* _Source data_:
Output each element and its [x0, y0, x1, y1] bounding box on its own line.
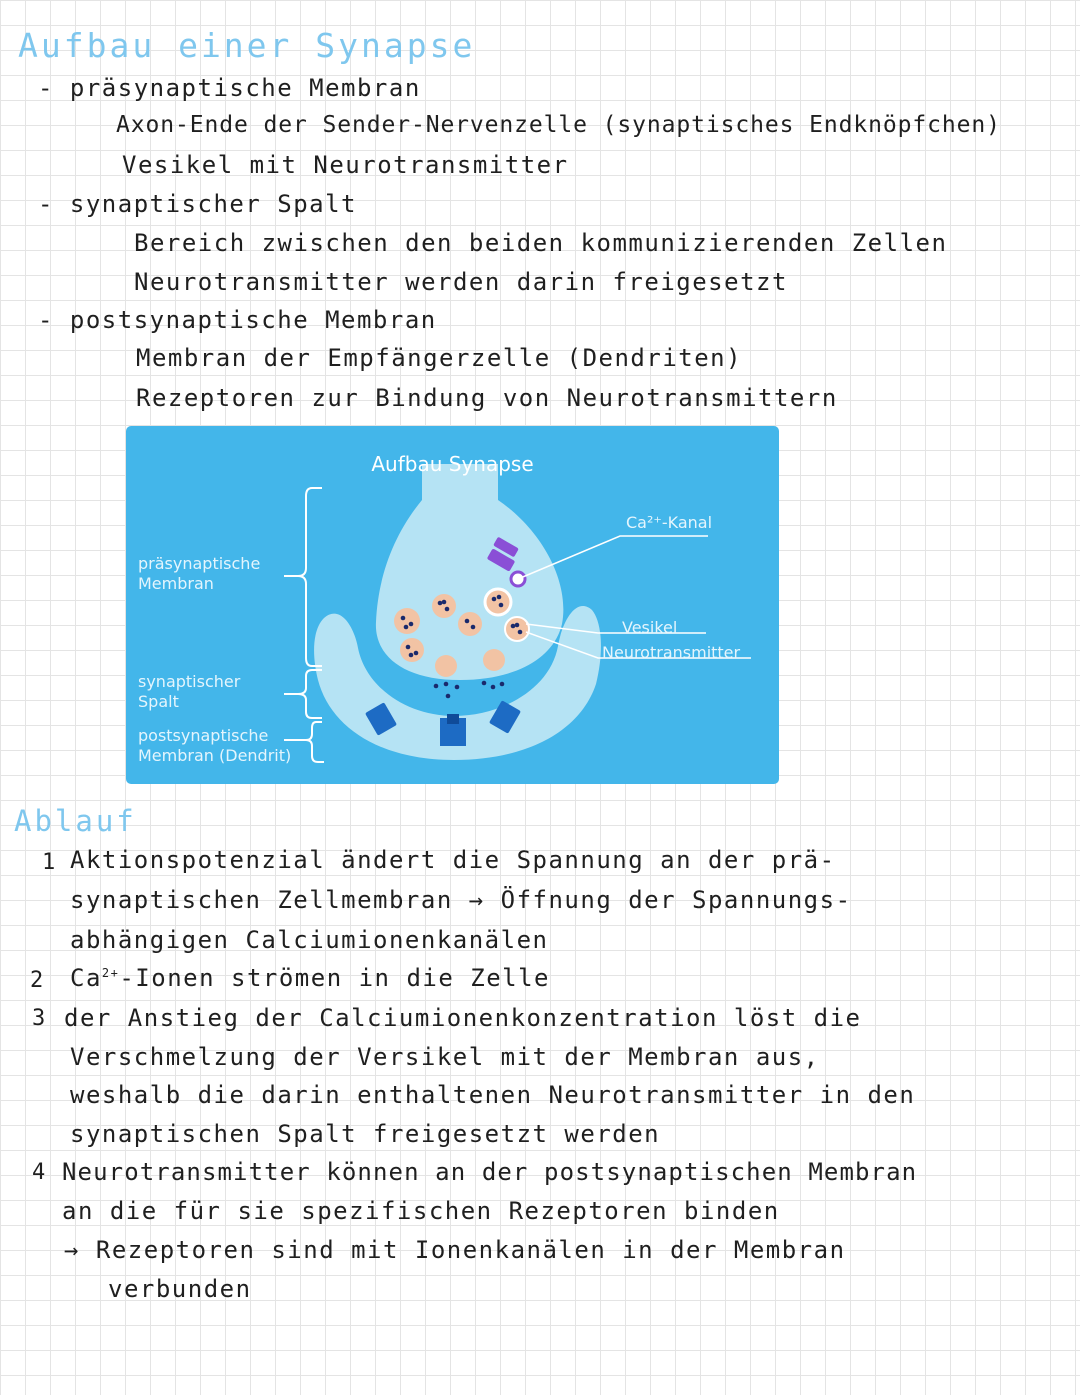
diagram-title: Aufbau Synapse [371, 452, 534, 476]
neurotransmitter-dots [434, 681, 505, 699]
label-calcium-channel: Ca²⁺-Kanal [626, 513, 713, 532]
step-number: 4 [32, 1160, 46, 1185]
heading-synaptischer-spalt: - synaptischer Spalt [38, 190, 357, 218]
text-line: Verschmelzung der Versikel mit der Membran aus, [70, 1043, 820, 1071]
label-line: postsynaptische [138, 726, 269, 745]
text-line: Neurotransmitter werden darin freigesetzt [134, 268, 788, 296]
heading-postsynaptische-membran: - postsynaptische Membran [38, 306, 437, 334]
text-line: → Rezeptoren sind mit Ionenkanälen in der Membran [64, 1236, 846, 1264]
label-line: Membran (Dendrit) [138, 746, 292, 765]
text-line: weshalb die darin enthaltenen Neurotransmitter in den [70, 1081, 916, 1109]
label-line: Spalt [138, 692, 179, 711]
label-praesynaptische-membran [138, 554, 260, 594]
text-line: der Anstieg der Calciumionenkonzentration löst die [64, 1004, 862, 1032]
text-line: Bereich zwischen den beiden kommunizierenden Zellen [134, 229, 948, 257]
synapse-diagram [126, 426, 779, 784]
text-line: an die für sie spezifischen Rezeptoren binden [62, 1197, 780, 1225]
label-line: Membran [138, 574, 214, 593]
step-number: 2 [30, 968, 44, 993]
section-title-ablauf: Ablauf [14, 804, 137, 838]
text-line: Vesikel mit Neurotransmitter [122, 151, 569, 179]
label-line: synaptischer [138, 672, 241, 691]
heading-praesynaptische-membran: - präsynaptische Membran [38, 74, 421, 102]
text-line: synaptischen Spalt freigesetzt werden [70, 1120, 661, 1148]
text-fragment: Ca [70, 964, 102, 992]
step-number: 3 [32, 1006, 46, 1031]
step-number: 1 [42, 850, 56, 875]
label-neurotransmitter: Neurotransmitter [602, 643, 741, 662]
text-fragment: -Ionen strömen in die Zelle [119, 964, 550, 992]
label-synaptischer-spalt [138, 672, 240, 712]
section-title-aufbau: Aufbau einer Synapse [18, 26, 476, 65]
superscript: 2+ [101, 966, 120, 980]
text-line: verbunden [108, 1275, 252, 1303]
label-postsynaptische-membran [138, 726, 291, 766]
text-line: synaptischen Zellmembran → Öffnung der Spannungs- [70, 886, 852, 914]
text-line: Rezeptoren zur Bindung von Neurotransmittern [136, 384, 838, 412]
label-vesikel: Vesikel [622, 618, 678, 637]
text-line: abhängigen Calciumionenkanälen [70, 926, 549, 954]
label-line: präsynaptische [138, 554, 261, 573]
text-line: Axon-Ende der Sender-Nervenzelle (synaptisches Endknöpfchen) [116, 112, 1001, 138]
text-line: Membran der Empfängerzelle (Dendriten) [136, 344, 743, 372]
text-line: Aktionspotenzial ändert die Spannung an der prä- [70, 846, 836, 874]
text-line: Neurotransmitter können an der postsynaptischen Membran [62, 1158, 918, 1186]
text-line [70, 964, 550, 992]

* * *

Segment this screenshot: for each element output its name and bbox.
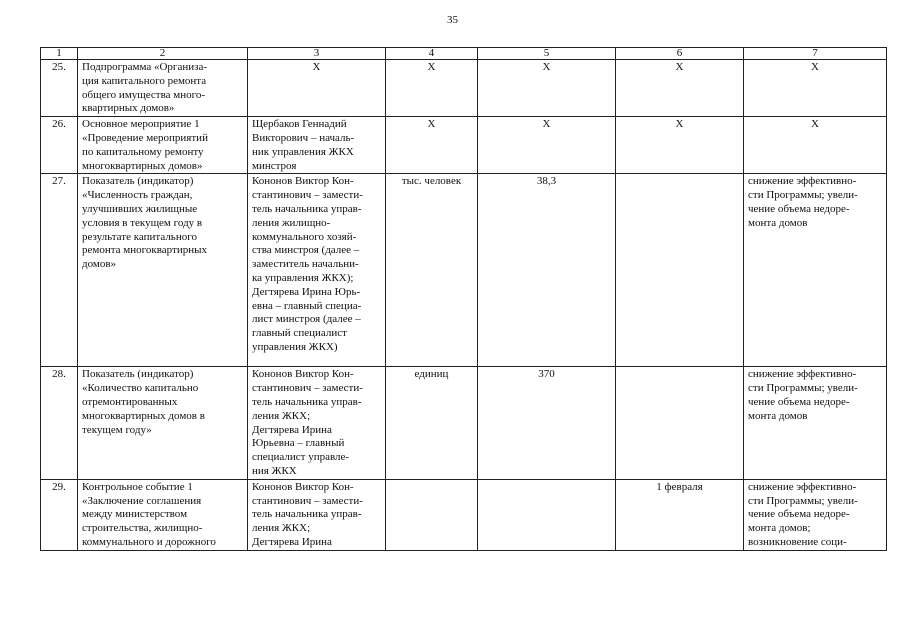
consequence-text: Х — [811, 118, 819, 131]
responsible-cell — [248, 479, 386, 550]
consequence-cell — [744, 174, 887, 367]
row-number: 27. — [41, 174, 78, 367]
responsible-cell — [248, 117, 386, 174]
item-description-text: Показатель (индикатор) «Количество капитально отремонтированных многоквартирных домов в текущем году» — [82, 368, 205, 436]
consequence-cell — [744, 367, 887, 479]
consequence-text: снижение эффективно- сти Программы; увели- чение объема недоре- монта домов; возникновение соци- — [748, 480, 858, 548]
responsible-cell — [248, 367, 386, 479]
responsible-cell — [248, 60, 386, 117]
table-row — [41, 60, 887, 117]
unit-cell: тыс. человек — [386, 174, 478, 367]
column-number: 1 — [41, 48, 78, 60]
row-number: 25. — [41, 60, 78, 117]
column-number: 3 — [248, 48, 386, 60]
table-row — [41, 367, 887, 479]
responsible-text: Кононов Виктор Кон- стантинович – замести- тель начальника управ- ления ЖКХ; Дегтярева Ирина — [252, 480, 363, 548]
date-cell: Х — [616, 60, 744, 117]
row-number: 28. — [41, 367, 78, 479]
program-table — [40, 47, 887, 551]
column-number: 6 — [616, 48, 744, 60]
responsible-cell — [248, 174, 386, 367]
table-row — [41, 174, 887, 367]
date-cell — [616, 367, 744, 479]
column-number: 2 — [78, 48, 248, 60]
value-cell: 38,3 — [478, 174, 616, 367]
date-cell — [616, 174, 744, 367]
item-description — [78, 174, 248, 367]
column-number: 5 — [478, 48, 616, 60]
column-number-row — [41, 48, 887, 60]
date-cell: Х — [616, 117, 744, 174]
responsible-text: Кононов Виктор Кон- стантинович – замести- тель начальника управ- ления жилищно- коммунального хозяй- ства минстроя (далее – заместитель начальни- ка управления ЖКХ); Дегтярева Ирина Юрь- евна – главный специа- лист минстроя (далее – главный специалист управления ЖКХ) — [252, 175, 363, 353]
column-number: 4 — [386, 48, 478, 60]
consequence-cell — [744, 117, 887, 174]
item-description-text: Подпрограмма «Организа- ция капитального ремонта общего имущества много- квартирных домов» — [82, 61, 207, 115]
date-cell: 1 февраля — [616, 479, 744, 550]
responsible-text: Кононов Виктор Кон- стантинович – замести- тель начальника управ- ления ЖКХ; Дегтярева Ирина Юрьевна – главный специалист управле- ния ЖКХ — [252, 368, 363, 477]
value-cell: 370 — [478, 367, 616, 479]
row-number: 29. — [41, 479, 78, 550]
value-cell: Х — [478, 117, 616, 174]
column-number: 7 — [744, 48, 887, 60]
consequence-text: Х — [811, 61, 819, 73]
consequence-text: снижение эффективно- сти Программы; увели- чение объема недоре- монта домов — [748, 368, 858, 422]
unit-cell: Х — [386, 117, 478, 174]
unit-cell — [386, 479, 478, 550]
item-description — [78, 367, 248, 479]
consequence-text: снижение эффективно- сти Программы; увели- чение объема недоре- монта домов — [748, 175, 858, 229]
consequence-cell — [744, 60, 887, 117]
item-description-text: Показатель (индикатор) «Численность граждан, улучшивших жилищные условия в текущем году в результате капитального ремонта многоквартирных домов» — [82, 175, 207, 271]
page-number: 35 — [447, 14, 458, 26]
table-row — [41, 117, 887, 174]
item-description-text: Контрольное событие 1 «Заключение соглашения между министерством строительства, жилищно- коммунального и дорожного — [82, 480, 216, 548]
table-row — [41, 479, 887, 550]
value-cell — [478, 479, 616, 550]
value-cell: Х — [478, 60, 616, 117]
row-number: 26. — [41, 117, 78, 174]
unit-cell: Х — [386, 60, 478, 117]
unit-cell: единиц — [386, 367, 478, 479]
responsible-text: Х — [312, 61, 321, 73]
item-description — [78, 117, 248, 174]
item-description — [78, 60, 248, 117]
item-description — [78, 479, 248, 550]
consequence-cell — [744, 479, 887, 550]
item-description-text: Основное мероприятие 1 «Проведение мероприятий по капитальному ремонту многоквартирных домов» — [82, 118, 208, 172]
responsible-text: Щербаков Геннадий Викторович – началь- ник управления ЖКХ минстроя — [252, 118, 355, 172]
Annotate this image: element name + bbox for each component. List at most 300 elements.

* _What you will do_:
Copy out, unchanged, every line in the records from the one containing "consequence-text: Х — [811, 118, 819, 131]" through the one containing "responsible-cell — [248, 60, 386, 117]", both of those lines included.

* _Result below_:
consequence-text: Х — [811, 118, 819, 131]
responsible-cell — [248, 479, 386, 550]
consequence-cell — [744, 174, 887, 367]
row-number: 27. — [41, 174, 78, 367]
responsible-cell — [248, 117, 386, 174]
item-description-text: Показатель (индикатор) «Количество капитально отремонтированных многоквартирных домов в текущем году» — [82, 368, 205, 436]
consequence-cell — [744, 367, 887, 479]
consequence-text: снижение эффективно- сти Программы; увели- чение объема недоре- монта домов; возникновение соци- — [748, 480, 858, 548]
responsible-cell — [248, 367, 386, 479]
responsible-cell — [248, 60, 386, 117]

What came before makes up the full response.